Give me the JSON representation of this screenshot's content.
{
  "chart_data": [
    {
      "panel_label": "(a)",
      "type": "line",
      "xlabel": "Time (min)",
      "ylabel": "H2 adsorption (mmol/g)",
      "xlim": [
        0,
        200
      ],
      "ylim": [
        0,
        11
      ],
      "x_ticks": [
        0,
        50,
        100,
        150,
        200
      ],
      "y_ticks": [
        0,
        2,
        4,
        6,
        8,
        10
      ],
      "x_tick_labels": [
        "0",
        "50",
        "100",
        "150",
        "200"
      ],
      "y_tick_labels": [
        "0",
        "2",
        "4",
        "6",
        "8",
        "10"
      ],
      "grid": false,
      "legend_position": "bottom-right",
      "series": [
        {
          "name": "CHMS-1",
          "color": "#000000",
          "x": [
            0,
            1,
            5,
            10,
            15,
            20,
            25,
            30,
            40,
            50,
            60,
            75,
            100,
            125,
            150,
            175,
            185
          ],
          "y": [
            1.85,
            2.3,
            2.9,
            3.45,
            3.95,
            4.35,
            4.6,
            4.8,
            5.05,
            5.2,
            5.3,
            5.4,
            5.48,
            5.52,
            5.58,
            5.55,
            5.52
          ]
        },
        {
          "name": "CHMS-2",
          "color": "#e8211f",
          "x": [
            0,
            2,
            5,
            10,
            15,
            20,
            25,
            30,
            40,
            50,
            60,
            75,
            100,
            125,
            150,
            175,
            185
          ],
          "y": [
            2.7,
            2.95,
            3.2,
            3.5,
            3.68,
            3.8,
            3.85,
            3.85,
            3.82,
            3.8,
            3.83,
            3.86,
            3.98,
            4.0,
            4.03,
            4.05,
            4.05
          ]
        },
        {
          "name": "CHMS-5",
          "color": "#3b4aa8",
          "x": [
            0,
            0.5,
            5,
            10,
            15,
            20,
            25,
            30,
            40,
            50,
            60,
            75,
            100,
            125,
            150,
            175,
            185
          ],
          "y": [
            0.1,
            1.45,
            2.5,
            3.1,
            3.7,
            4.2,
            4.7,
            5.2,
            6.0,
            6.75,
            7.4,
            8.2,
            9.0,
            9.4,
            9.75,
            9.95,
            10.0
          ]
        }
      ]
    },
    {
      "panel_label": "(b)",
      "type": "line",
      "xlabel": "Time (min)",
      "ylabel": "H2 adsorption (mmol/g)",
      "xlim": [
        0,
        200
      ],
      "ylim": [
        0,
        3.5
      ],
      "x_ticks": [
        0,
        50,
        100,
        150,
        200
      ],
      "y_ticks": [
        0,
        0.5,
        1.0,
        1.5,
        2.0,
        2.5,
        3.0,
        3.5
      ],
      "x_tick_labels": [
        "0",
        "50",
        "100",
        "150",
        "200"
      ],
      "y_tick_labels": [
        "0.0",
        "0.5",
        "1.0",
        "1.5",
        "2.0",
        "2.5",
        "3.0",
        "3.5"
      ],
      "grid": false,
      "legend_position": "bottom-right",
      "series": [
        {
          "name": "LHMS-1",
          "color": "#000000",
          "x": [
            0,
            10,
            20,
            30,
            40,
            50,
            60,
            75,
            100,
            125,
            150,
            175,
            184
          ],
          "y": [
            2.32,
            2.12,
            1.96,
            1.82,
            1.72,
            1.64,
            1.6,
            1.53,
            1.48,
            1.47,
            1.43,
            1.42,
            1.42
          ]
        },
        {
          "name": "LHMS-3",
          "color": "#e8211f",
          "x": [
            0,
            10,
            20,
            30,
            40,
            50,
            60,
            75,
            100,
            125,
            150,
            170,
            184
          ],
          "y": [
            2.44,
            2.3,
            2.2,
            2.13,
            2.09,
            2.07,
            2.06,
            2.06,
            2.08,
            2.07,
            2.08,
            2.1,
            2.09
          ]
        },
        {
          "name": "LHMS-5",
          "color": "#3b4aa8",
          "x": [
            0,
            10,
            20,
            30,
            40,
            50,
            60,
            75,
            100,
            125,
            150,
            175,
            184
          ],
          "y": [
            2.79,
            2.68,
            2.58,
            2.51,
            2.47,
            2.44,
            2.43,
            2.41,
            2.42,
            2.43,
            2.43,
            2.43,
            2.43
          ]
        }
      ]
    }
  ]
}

□ □ □ □ □ □ □

Requirements
Each entry above needs to be retyped exactly.

Answer to the task
Give me the JSON representation of this screenshot's content.
{
  "chart_data": [
    {
      "panel_label": "(a)",
      "type": "line",
      "xlabel": "Time (min)",
      "ylabel": "H2 adsorption (mmol/g)",
      "xlim": [
        0,
        200
      ],
      "ylim": [
        0,
        11
      ],
      "x_ticks": [
        0,
        50,
        100,
        150,
        200
      ],
      "y_ticks": [
        0,
        2,
        4,
        6,
        8,
        10
      ],
      "x_tick_labels": [
        "0",
        "50",
        "100",
        "150",
        "200"
      ],
      "y_tick_labels": [
        "0",
        "2",
        "4",
        "6",
        "8",
        "10"
      ],
      "grid": false,
      "legend_position": "bottom-right",
      "series": [
        {
          "name": "CHMS-1",
          "color": "#000000",
          "x": [
            0,
            1,
            5,
            10,
            15,
            20,
            25,
            30,
            40,
            50,
            60,
            75,
            100,
            125,
            150,
            175,
            185
          ],
          "y": [
            1.85,
            2.3,
            2.9,
            3.45,
            3.95,
            4.35,
            4.6,
            4.8,
            5.05,
            5.2,
            5.3,
            5.4,
            5.48,
            5.52,
            5.58,
            5.55,
            5.52
          ]
        },
        {
          "name": "CHMS-2",
          "color": "#e8211f",
          "x": [
            0,
            2,
            5,
            10,
            15,
            20,
            25,
            30,
            40,
            50,
            60,
            75,
            100,
            125,
            150,
            175,
            185
          ],
          "y": [
            2.7,
            2.95,
            3.2,
            3.5,
            3.68,
            3.8,
            3.85,
            3.85,
            3.82,
            3.8,
            3.83,
            3.86,
            3.98,
            4.0,
            4.03,
            4.05,
            4.05
          ]
        },
        {
          "name": "CHMS-5",
          "color": "#3b4aa8",
          "x": [
            0,
            0.5,
            5,
            10,
            15,
            20,
            25,
            30,
            40,
            50,
            60,
            75,
            100,
            125,
            150,
            175,
            185
          ],
          "y": [
            0.1,
            1.45,
            2.5,
            3.1,
            3.7,
            4.2,
            4.7,
            5.2,
            6.0,
            6.75,
            7.4,
            8.2,
            9.0,
            9.4,
            9.75,
            9.95,
            10.0
          ]
        }
      ]
    },
    {
      "panel_label": "(b)",
      "type": "line",
      "xlabel": "Time (min)",
      "ylabel": "H2 adsorption (mmol/g)",
      "xlim": [
        0,
        200
      ],
      "ylim": [
        0,
        3.5
      ],
      "x_ticks": [
        0,
        50,
        100,
        150,
        200
      ],
      "y_ticks": [
        0,
        0.5,
        1.0,
        1.5,
        2.0,
        2.5,
        3.0,
        3.5
      ],
      "x_tick_labels": [
        "0",
        "50",
        "100",
        "150",
        "200"
      ],
      "y_tick_labels": [
        "0.0",
        "0.5",
        "1.0",
        "1.5",
        "2.0",
        "2.5",
        "3.0",
        "3.5"
      ],
      "grid": false,
      "legend_position": "bottom-right",
      "series": [
        {
          "name": "LHMS-1",
          "color": "#000000",
          "x": [
            0,
            10,
            20,
            30,
            40,
            50,
            60,
            75,
            100,
            125,
            150,
            175,
            184
          ],
          "y": [
            2.32,
            2.12,
            1.96,
            1.82,
            1.72,
            1.64,
            1.6,
            1.53,
            1.48,
            1.47,
            1.43,
            1.42,
            1.42
          ]
        },
        {
          "name": "LHMS-3",
          "color": "#e8211f",
          "x": [
            0,
            10,
            20,
            30,
            40,
            50,
            60,
            75,
            100,
            125,
            150,
            170,
            184
          ],
          "y": [
            2.44,
            2.3,
            2.2,
            2.13,
            2.09,
            2.07,
            2.06,
            2.06,
            2.08,
            2.07,
            2.08,
            2.1,
            2.09
          ]
        },
        {
          "name": "LHMS-5",
          "color": "#3b4aa8",
          "x": [
            0,
            10,
            20,
            30,
            40,
            50,
            60,
            75,
            100,
            125,
            150,
            175,
            184
          ],
          "y": [
            2.79,
            2.68,
            2.58,
            2.51,
            2.47,
            2.44,
            2.43,
            2.41,
            2.42,
            2.43,
            2.43,
            2.43,
            2.43
          ]
        }
      ]
    }
  ]
}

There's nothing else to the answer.